• **EXERCISE PASSAGE**:
利用CRISPR/Cas9技术制备BLG基因敲除牛乳腺上皮细胞系

doi:10.11843/j.issn.0366-6964.2024.10.020

Abstract

Abstract:

This study aimed to establish CRISPR/Cas9 mediated BLG-knockout (BLG-KO) system in bovine mammary epithelial cells (bMECs), and to explore the function effect of BLG-KO on bMECs. Three sgRNAs were designed from the first exon of the bovine BLG gene sequence and screened by using in vitro cleavage test. The Cas9 expression vector and sgRNAs vectors were cotransfected into bMECs by electroporation. Monoclonal cell lines were screened with 1.8 μg·mL^-1 puromycin and 6 μg·mL^-1 blasticidin. BLG-KO gene editing type were verified by using PCR amplification and sequencing analysis. The potential off-target sites were selected according to the sgRNA sequence and detected by PCR sequencing. The BLG expressing level of knockout cell was detected by Western blot (WB). Cell viability was tested by cell counting kit-8 (CCK-8) assay, further the growth curve was drawn to analyze the proliferation effect of bMECs cells after BLG-KO. Two sgRNAs were screened and used for further gene edit. 10 monoclonal cell lines were obtained after screening and 9 BLG-edit lines verified by PCR sequencing, 4 clones with large fragment deleted at BLG sequence. Sequence analysis showed that the editing sites contained multiple gene-editing types, including insertion, deletion and base substitution. WB result showed that BLG-KO cell lines with low BLG protein expressing level compare to none edit cell. Furthermore, the BLG-KO promote cell growth and proliferation according to the results of cell growth curve and CCK-8 assay. In this study, we constructed an efficient BLG-KO method in bMECs by using CRISPR/Cas9 system, and the results demonstrated that BLG-KO significantly affected the cell proliferation in bMECs, the results provided a cellular model for exploring the functional mechanism for BLG-KO cattle.

(Records from a collection)
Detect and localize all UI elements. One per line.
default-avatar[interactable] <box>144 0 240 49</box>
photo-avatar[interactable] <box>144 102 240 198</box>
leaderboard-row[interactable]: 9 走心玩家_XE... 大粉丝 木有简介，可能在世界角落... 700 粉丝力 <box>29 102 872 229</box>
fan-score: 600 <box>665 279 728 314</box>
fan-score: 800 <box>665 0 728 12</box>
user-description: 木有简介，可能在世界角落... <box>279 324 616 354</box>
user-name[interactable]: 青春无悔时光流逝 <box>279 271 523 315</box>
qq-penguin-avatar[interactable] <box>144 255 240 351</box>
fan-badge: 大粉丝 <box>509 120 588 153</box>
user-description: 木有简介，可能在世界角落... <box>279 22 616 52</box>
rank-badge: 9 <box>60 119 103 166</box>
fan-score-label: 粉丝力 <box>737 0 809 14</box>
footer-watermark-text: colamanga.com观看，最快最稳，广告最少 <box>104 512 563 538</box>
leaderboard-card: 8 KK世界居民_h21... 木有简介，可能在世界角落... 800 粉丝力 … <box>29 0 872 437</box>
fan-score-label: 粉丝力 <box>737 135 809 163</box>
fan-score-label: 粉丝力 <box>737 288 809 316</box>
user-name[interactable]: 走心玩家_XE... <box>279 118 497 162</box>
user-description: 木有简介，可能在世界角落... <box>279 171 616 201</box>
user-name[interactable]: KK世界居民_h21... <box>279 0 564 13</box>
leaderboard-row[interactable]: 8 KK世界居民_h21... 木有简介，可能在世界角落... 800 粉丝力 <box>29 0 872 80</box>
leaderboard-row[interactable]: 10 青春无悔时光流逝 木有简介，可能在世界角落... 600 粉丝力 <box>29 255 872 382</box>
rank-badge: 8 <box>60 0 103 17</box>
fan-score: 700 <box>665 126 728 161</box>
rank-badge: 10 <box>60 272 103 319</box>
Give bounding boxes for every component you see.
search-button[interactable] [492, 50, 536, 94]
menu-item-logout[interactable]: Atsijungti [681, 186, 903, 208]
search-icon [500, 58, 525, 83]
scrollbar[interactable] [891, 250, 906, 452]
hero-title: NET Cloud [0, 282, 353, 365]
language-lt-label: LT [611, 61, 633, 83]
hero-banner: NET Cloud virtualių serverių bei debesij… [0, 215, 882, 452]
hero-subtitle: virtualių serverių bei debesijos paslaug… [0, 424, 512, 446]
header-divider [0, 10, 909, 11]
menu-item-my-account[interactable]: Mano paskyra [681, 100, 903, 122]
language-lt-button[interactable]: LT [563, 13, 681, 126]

• **TO DO**:
**A.** Condense the paragraph of the abstract on BLG knockout that begins "This study aimed to establish" into a bulleted list, keeping its main facts.
**B.** Translate this sentence from the abstract on BLG knockout into Spanish: "Three sgRNAs were designed from the first exon of the bovine BLG gene sequence and screened by using in vitro cleavage test."
**C.** Pick up the abstract on BLG knockout where it ends and write its next few sentences.

• **ANSWERS BY ITEM NUMBER**:
**A.**
- Aim: to set up a CRISPR/Cas9-mediated BLG-knockout system in bovine mammary epithelial cells (bMECs) and examine how the knockout affects these cells.
- Design and delivery: three sgRNAs were designed from the first exon of the bovine BLG gene and screened with an in vitro cleavage test. The Cas9 and sgRNA vectors were co-transfected into bMECs by electroporation.
- Selection: monoclonal cell lines were selected with 1.8 μg·mL^-1 puromycin and 6 μg·mL^-1 blasticidin.
- Verification: editing types were confirmed by PCR amplification and sequencing. Potential off-target sites were chosen from the sgRNA sequence and checked by PCR sequencing. BLG protein levels were measured by Western blot.
- Function tests: cell viability was measured with the CCK-8 assay, and a growth curve was used to assess proliferation.
- Results:
  - Two sgRNAs were selected for editing.
  - Ten monoclonal lines were obtained. Nine were verified as BLG-edited, and four of these carried large fragment deletions.
  - The edits included insertions, deletions and base substitutions.
  - The knockout lines showed lower BLG protein levels than unedited cells.
  - The knockout promoted cell growth and proliferation.
- Conclusion: the CRISPR/Cas9 method for BLG knockout in bMECs was efficient, and the knockout significantly affected cell proliferation. The work provides a cellular model for studying the functional mechanism in BLG-knockout cattle.

**B.** Se diseñaron tres sgRNA a partir del primer exón de la secuencia del gen BLG bovino y se seleccionaron mediante una prueba de escisión in vitro.

**C.**
Key words: BLG gene, bMECs, CRISPR/Cas9, gene editing

CLC Number:

S823.2

Xiuhu DING, Zhiping LIN, Fang ZHAO, Kunlin CHEN, Jifeng ZHONG, Yan ZHANG, Yundong GAO, Huixia LI, Huili WANG, Jianli ZHANG, Qiang DING. Highly Efficient BLG Knockout in Bovine Mammary Epithelial Cells by Using CRISPR/Cas9[J]. Acta Veterinaria et Zootechnica Sinica, 2024, 55(10): 4475-4488.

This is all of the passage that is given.